### TO BE DONE
Everything in the data should be repeated exactly, save for the images.

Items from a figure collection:
--- BEGIN ---

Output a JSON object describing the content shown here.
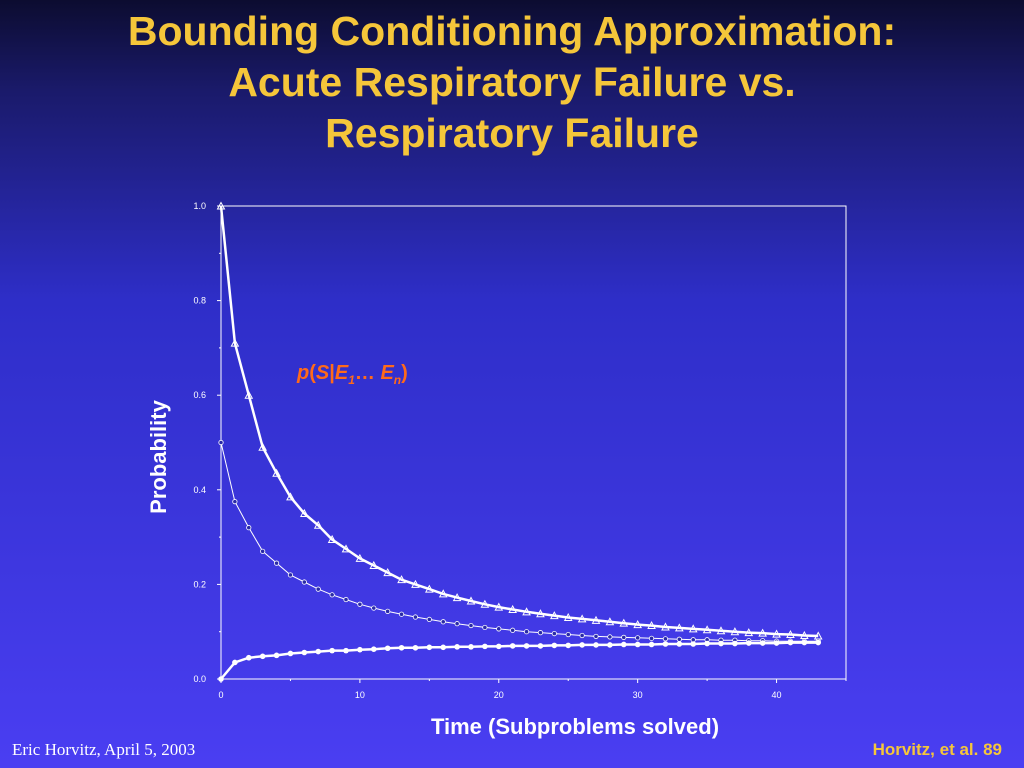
{
  "title": "Bounding Conditioning Approximation:\nAcute Respiratory Failure vs.\nRespiratory Failure",
  "footer": {
    "left": "Eric Horvitz, April 5, 2003",
    "right": "Horvitz, et al. 89"
  },
  "annotation": {
    "p": "p",
    "open": "(",
    "s": "S",
    "bar": "|",
    "e1": "E",
    "sub1": "1",
    "dots": "… ",
    "en": "E",
    "subn": "n",
    "close": ")"
  },
  "colors": {
    "title": "#f5c63a",
    "annotation": "#ff6a1a",
    "lines": "#ffffff"
  },
  "chart_data": {
    "type": "line",
    "xlabel": "Time (Subproblems solved)",
    "ylabel": "Probability",
    "xlim": [
      0,
      45
    ],
    "ylim": [
      0,
      1.0
    ],
    "xticks": [
      0,
      10,
      20,
      30,
      40
    ],
    "yticks": [
      0.0,
      0.2,
      0.4,
      0.6,
      0.8,
      1.0
    ],
    "ytick_labels": [
      "0.0",
      "0.2",
      "0.4",
      "0.6",
      "0.8",
      "1.0"
    ],
    "grid": false,
    "series": [
      {
        "marker": "triangle",
        "x": [
          0,
          1,
          2,
          3,
          4,
          5,
          6,
          7,
          8,
          9,
          10,
          11,
          12,
          13,
          14,
          15,
          16,
          17,
          18,
          19,
          20,
          21,
          22,
          23,
          24,
          25,
          26,
          27,
          28,
          29,
          30,
          31,
          32,
          33,
          34,
          35,
          36,
          37,
          38,
          39,
          40,
          41,
          42,
          43
        ],
        "y": [
          1.0,
          0.71,
          0.6,
          0.49,
          0.435,
          0.385,
          0.35,
          0.325,
          0.295,
          0.275,
          0.255,
          0.24,
          0.225,
          0.21,
          0.2,
          0.19,
          0.18,
          0.172,
          0.165,
          0.158,
          0.152,
          0.147,
          0.142,
          0.138,
          0.134,
          0.13,
          0.127,
          0.124,
          0.121,
          0.118,
          0.115,
          0.113,
          0.11,
          0.108,
          0.106,
          0.104,
          0.102,
          0.1,
          0.098,
          0.097,
          0.095,
          0.094,
          0.092,
          0.091
        ]
      },
      {
        "marker": "circle-open",
        "x": [
          0,
          1,
          2,
          3,
          4,
          5,
          6,
          7,
          8,
          9,
          10,
          11,
          12,
          13,
          14,
          15,
          16,
          17,
          18,
          19,
          20,
          21,
          22,
          23,
          24,
          25,
          26,
          27,
          28,
          29,
          30,
          31,
          32,
          33,
          34,
          35,
          36,
          37,
          38,
          39,
          40,
          41,
          42,
          43
        ],
        "y": [
          0.5,
          0.375,
          0.32,
          0.27,
          0.245,
          0.22,
          0.205,
          0.19,
          0.178,
          0.168,
          0.158,
          0.15,
          0.143,
          0.137,
          0.131,
          0.126,
          0.121,
          0.117,
          0.113,
          0.109,
          0.106,
          0.103,
          0.1,
          0.098,
          0.096,
          0.094,
          0.092,
          0.09,
          0.089,
          0.088,
          0.087,
          0.086,
          0.085,
          0.084,
          0.083,
          0.083,
          0.082,
          0.082,
          0.081,
          0.081,
          0.08,
          0.08,
          0.08,
          0.08
        ]
      },
      {
        "marker": "circle-filled",
        "x": [
          0,
          1,
          2,
          3,
          4,
          5,
          6,
          7,
          8,
          9,
          10,
          11,
          12,
          13,
          14,
          15,
          16,
          17,
          18,
          19,
          20,
          21,
          22,
          23,
          24,
          25,
          26,
          27,
          28,
          29,
          30,
          31,
          32,
          33,
          34,
          35,
          36,
          37,
          38,
          39,
          40,
          41,
          42,
          43
        ],
        "y": [
          0.0,
          0.035,
          0.045,
          0.048,
          0.05,
          0.054,
          0.056,
          0.058,
          0.06,
          0.06,
          0.062,
          0.063,
          0.065,
          0.066,
          0.066,
          0.067,
          0.067,
          0.068,
          0.068,
          0.069,
          0.069,
          0.07,
          0.07,
          0.07,
          0.071,
          0.071,
          0.072,
          0.072,
          0.072,
          0.073,
          0.073,
          0.073,
          0.074,
          0.074,
          0.074,
          0.075,
          0.075,
          0.075,
          0.076,
          0.076,
          0.076,
          0.077,
          0.077,
          0.077
        ]
      }
    ]
  }
}
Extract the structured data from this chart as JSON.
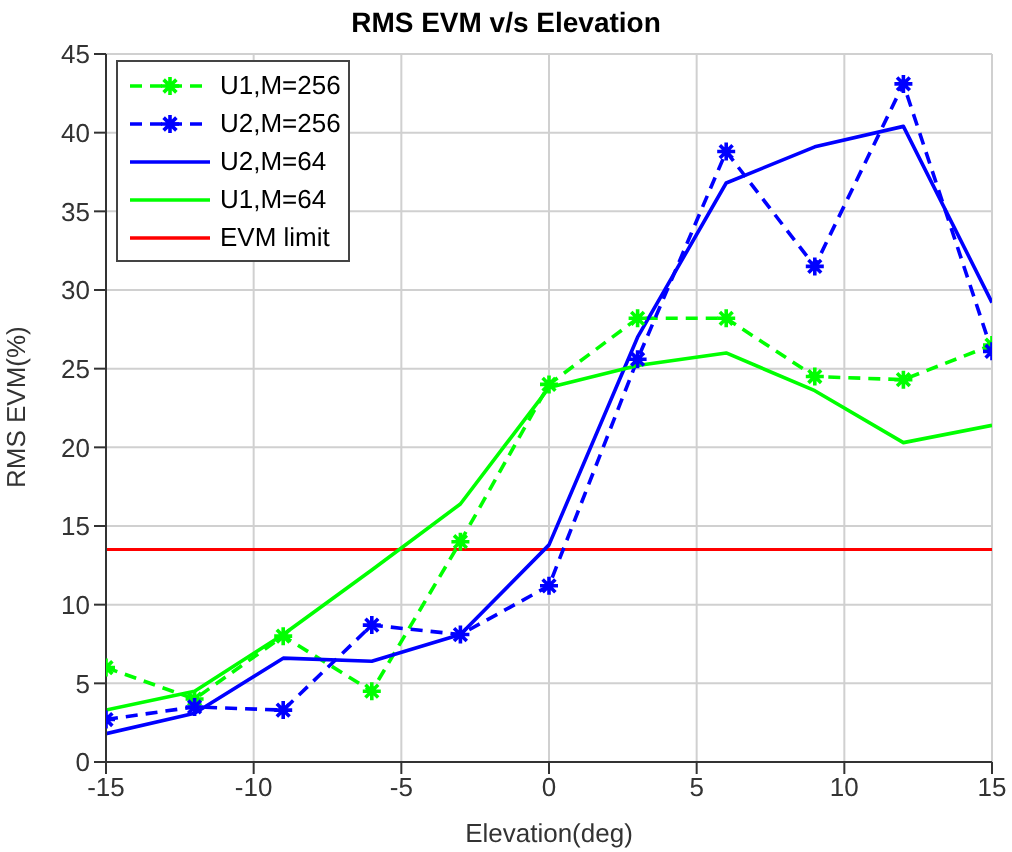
{
  "chart_data": {
    "type": "line",
    "title": "RMS EVM v/s Elevation",
    "xlabel": "Elevation(deg)",
    "ylabel": "RMS EVM(%)",
    "x": [
      -15,
      -12,
      -9,
      -6,
      -3,
      0,
      3,
      6,
      9,
      12,
      15
    ],
    "series": [
      {
        "name": "U1,M=256",
        "color": "#00ff00",
        "line_style": "dashed",
        "marker": "cross",
        "values": [
          6,
          4,
          8,
          4.5,
          14,
          24,
          28.2,
          28.2,
          24.5,
          24.3,
          26.5
        ]
      },
      {
        "name": "U2,M=256",
        "color": "#0000ff",
        "line_style": "dashed",
        "marker": "cross",
        "values": [
          2.7,
          3.5,
          3.3,
          8.7,
          8.1,
          11.2,
          25.6,
          38.8,
          31.5,
          43.1,
          26.1
        ]
      },
      {
        "name": "U2,M=64",
        "color": "#0000ff",
        "line_style": "solid",
        "marker": "none",
        "values": [
          1.8,
          3.1,
          6.6,
          6.4,
          8.1,
          13.8,
          27,
          36.8,
          39.1,
          40.4,
          29.2
        ]
      },
      {
        "name": "U1,M=64",
        "color": "#00ff00",
        "line_style": "solid",
        "marker": "none",
        "values": [
          3.3,
          4.5,
          8.1,
          12.2,
          16.4,
          23.8,
          25.2,
          26,
          23.6,
          20.3,
          21.4
        ]
      }
    ],
    "ref_lines": [
      {
        "axis": "y",
        "value": 13.5,
        "label": "EVM limit",
        "color": "#ff0000"
      }
    ],
    "xlim": [
      -15,
      15
    ],
    "xticks": [
      -15,
      -10,
      -5,
      0,
      5,
      10,
      15
    ],
    "ylim": [
      0,
      45
    ],
    "yticks": [
      0,
      5,
      10,
      15,
      20,
      25,
      30,
      35,
      40,
      45
    ],
    "grid": true,
    "legend": "top left"
  }
}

--- END ---

### SOLUTION TO THIS TASK
Output a JSON object describing the content shown here.
{
  "title": "Bounding Conditioning Approximation:\nAcute Respiratory Failure vs.\nRespiratory Failure",
  "footer": {
    "left": "Eric Horvitz, April 5, 2003",
    "right": "Horvitz, et al. 89"
  },
  "annotation": {
    "p": "p",
    "open": "(",
    "s": "S",
    "bar": "|",
    "e1": "E",
    "sub1": "1",
    "dots": "… ",
    "en": "E",
    "subn": "n",
    "close": ")"
  },
  "colors": {
    "title": "#f5c63a",
    "annotation": "#ff6a1a",
    "lines": "#ffffff"
  },
  "chart_data": {
    "type": "line",
    "xlabel": "Time (Subproblems solved)",
    "ylabel": "Probability",
    "xlim": [
      0,
      45
    ],
    "ylim": [
      0,
      1.0
    ],
    "xticks": [
      0,
      10,
      20,
      30,
      40
    ],
    "yticks": [
      0.0,
      0.2,
      0.4,
      0.6,
      0.8,
      1.0
    ],
    "ytick_labels": [
      "0.0",
      "0.2",
      "0.4",
      "0.6",
      "0.8",
      "1.0"
    ],
    "grid": false,
    "series": [
      {
        "marker": "triangle",
        "x": [
          0,
          1,
          2,
          3,
          4,
          5,
          6,
          7,
          8,
          9,
          10,
          11,
          12,
          13,
          14,
          15,
          16,
          17,
          18,
          19,
          20,
          21,
          22,
          23,
          24,
          25,
          26,
          27,
          28,
          29,
          30,
          31,
          32,
          33,
          34,
          35,
          36,
          37,
          38,
          39,
          40,
          41,
          42,
          43
        ],
        "y": [
          1.0,
          0.71,
          0.6,
          0.49,
          0.435,
          0.385,
          0.35,
          0.325,
          0.295,
          0.275,
          0.255,
          0.24,
          0.225,
          0.21,
          0.2,
          0.19,
          0.18,
          0.172,
          0.165,
          0.158,
          0.152,
          0.147,
          0.142,
          0.138,
          0.134,
          0.13,
          0.127,
          0.124,
          0.121,
          0.118,
          0.115,
          0.113,
          0.11,
          0.108,
          0.106,
          0.104,
          0.102,
          0.1,
          0.098,
          0.097,
          0.095,
          0.094,
          0.092,
          0.091
        ]
      },
      {
        "marker": "circle-open",
        "x": [
          0,
          1,
          2,
          3,
          4,
          5,
          6,
          7,
          8,
          9,
          10,
          11,
          12,
          13,
          14,
          15,
          16,
          17,
          18,
          19,
          20,
          21,
          22,
          23,
          24,
          25,
          26,
          27,
          28,
          29,
          30,
          31,
          32,
          33,
          34,
          35,
          36,
          37,
          38,
          39,
          40,
          41,
          42,
          43
        ],
        "y": [
          0.5,
          0.375,
          0.32,
          0.27,
          0.245,
          0.22,
          0.205,
          0.19,
          0.178,
          0.168,
          0.158,
          0.15,
          0.143,
          0.137,
          0.131,
          0.126,
          0.121,
          0.117,
          0.113,
          0.109,
          0.106,
          0.103,
          0.1,
          0.098,
          0.096,
          0.094,
          0.092,
          0.09,
          0.089,
          0.088,
          0.087,
          0.086,
          0.085,
          0.084,
          0.083,
          0.083,
          0.082,
          0.082,
          0.081,
          0.081,
          0.08,
          0.08,
          0.08,
          0.08
        ]
      },
      {
        "marker": "circle-filled",
        "x": [
          0,
          1,
          2,
          3,
          4,
          5,
          6,
          7,
          8,
          9,
          10,
          11,
          12,
          13,
          14,
          15,
          16,
          17,
          18,
          19,
          20,
          21,
          22,
          23,
          24,
          25,
          26,
          27,
          28,
          29,
          30,
          31,
          32,
          33,
          34,
          35,
          36,
          37,
          38,
          39,
          40,
          41,
          42,
          43
        ],
        "y": [
          0.0,
          0.035,
          0.045,
          0.048,
          0.05,
          0.054,
          0.056,
          0.058,
          0.06,
          0.06,
          0.062,
          0.063,
          0.065,
          0.066,
          0.066,
          0.067,
          0.067,
          0.068,
          0.068,
          0.069,
          0.069,
          0.07,
          0.07,
          0.07,
          0.071,
          0.071,
          0.072,
          0.072,
          0.072,
          0.073,
          0.073,
          0.073,
          0.074,
          0.074,
          0.074,
          0.075,
          0.075,
          0.075,
          0.076,
          0.076,
          0.076,
          0.077,
          0.077,
          0.077
        ]
      }
    ]
  }
}
Extract the structured data from this chart as JSON.
{
  "chart_data": {
    "type": "line",
    "title": "RMS EVM v/s Elevation",
    "xlabel": "Elevation(deg)",
    "ylabel": "RMS EVM(%)",
    "x": [
      -15,
      -12,
      -9,
      -6,
      -3,
      0,
      3,
      6,
      9,
      12,
      15
    ],
    "series": [
      {
        "name": "U1,M=256",
        "color": "#00ff00",
        "line_style": "dashed",
        "marker": "cross",
        "values": [
          6,
          4,
          8,
          4.5,
          14,
          24,
          28.2,
          28.2,
          24.5,
          24.3,
          26.5
        ]
      },
      {
        "name": "U2,M=256",
        "color": "#0000ff",
        "line_style": "dashed",
        "marker": "cross",
        "values": [
          2.7,
          3.5,
          3.3,
          8.7,
          8.1,
          11.2,
          25.6,
          38.8,
          31.5,
          43.1,
          26.1
        ]
      },
      {
        "name": "U2,M=64",
        "color": "#0000ff",
        "line_style": "solid",
        "marker": "none",
        "values": [
          1.8,
          3.1,
          6.6,
          6.4,
          8.1,
          13.8,
          27,
          36.8,
          39.1,
          40.4,
          29.2
        ]
      },
      {
        "name": "U1,M=64",
        "color": "#00ff00",
        "line_style": "solid",
        "marker": "none",
        "values": [
          3.3,
          4.5,
          8.1,
          12.2,
          16.4,
          23.8,
          25.2,
          26,
          23.6,
          20.3,
          21.4
        ]
      }
    ],
    "ref_lines": [
      {
        "axis": "y",
        "value": 13.5,
        "label": "EVM limit",
        "color": "#ff0000"
      }
    ],
    "xlim": [
      -15,
      15
    ],
    "xticks": [
      -15,
      -10,
      -5,
      0,
      5,
      10,
      15
    ],
    "ylim": [
      0,
      45
    ],
    "yticks": [
      0,
      5,
      10,
      15,
      20,
      25,
      30,
      35,
      40,
      45
    ],
    "grid": true,
    "legend": "top left"
  }
}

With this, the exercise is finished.